━━━ Document text ━━━
The concept of sustainability, as articulated in the West, is primarily a secular notion. While international religious and spiritual organisations have taken up the sustainability challenge, the reverse is less true – sustainability planning is rarely conducted in a dialogue with religious or spiritual institutions and resources. In this context the case study of an Indian megacity to examine the relationship between religion, spirituality, secularism and development, is particularly interesting. The thesis explores, as one example of the potential interface, how Hindu spirituality as interpreted by Mahatma Gandhi, may usefully inform a spiritual philosophy to enliven a sustainability consciousness in Delhi.
━━━ Given entries ━━━
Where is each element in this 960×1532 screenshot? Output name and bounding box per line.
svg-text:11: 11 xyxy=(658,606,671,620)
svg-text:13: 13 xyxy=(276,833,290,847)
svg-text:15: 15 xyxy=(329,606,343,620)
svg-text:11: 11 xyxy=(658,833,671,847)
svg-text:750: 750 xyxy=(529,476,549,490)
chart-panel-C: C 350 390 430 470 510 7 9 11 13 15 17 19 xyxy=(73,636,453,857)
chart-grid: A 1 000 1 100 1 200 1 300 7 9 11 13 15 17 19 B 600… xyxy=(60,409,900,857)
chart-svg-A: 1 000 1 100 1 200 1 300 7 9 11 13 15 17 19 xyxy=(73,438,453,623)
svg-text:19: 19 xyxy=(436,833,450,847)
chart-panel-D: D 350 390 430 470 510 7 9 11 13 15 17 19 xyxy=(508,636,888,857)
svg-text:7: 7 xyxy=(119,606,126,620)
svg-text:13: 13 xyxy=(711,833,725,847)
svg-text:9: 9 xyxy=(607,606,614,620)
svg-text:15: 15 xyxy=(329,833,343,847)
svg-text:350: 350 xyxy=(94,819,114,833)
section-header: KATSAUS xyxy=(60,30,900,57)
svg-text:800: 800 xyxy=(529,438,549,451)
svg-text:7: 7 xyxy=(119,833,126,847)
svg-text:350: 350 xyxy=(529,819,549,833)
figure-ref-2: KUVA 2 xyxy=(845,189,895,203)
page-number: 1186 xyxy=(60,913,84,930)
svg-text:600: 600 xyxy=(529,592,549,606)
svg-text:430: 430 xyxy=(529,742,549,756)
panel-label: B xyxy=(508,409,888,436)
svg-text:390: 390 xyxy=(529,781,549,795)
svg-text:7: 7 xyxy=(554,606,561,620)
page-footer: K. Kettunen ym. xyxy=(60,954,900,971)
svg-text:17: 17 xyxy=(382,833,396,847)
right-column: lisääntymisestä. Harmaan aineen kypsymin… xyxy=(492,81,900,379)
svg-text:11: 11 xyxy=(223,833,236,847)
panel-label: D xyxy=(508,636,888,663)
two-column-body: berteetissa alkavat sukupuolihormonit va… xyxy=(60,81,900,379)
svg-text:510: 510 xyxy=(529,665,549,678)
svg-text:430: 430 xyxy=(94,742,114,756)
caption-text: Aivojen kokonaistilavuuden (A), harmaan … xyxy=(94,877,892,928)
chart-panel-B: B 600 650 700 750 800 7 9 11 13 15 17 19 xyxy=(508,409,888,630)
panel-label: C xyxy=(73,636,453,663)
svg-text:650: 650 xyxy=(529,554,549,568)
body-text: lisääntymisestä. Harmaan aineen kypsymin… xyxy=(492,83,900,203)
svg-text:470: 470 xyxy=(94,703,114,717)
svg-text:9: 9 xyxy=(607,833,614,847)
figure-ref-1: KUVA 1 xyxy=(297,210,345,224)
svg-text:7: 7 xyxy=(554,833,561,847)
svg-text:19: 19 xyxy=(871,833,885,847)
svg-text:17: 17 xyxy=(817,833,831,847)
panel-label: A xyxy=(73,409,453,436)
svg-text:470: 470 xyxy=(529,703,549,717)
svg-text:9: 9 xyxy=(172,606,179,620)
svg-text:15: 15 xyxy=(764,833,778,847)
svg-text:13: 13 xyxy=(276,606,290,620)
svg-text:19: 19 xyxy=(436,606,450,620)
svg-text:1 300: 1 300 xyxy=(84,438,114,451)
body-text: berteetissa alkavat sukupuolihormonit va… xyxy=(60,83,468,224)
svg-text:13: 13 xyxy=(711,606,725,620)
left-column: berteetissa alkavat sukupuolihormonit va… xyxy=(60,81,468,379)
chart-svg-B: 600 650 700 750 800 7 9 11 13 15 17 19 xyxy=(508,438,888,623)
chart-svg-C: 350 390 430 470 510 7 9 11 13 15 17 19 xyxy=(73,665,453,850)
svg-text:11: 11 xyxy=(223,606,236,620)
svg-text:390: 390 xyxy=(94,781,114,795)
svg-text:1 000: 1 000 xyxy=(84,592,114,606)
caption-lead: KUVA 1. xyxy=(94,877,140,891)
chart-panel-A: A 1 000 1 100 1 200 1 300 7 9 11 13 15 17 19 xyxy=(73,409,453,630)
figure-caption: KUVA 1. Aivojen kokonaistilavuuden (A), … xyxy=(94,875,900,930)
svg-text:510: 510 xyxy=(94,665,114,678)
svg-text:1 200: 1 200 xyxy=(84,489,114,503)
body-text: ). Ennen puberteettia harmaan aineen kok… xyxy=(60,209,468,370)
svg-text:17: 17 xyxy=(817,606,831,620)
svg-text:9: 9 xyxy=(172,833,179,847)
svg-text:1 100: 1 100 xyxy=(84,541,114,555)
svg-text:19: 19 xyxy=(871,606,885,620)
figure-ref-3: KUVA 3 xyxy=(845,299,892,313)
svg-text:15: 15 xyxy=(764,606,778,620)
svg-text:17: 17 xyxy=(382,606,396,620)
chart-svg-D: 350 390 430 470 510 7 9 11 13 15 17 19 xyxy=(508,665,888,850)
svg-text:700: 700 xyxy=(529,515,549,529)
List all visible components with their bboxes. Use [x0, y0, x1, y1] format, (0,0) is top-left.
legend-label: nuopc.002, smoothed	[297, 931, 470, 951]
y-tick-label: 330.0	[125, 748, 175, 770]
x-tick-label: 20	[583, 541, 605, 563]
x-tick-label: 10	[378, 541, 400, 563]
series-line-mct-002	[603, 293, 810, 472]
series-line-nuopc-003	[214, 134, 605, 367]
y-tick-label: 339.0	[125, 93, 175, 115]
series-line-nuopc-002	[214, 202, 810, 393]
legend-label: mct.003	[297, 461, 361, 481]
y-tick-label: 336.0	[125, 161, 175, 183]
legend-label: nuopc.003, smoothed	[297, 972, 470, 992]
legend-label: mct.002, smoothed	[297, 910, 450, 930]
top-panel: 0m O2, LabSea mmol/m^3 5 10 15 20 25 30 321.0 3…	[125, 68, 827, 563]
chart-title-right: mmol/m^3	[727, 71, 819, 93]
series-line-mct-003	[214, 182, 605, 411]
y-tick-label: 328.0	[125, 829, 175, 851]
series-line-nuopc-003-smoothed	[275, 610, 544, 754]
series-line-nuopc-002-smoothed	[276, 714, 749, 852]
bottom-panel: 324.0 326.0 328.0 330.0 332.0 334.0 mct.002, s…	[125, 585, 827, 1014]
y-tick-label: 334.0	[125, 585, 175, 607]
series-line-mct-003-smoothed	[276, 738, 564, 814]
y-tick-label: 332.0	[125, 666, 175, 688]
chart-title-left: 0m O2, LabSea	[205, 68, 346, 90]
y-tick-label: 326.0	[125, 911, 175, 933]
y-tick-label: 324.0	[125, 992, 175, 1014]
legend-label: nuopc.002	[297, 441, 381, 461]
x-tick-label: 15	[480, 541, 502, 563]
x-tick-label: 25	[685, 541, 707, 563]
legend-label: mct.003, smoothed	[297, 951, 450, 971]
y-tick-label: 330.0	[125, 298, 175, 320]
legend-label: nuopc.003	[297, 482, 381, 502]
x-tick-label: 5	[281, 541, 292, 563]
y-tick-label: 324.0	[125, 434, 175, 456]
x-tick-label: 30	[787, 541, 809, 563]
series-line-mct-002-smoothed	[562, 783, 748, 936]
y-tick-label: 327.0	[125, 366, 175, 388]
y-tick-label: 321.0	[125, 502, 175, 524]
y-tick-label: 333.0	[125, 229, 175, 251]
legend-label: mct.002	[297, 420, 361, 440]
━━━
Your task:
Reproduce the portion of the sustainability passage above between "The concept of" and "consciousness in Delhi.", inclusive.

Exercise result:
The concept of sustainability, as articulated in the West, is primarily a secular notion. While international religious and spiritual organisations have taken up the sustainability challenge, the reverse is less true – sustainability planning is rarely conducted in a dialogue with religious or spiritual institutions and resources. In this context the case study of an Indian megacity to examine the relationship between religion, spirituality, secularism and development, is particularly interesting. The thesis explores, as one example of the potential interface, how Hindu spirituality as interpreted by Mahatma Gandhi, may usefully inform a spiritual philosophy to enliven a sustainability consciousness in Delhi.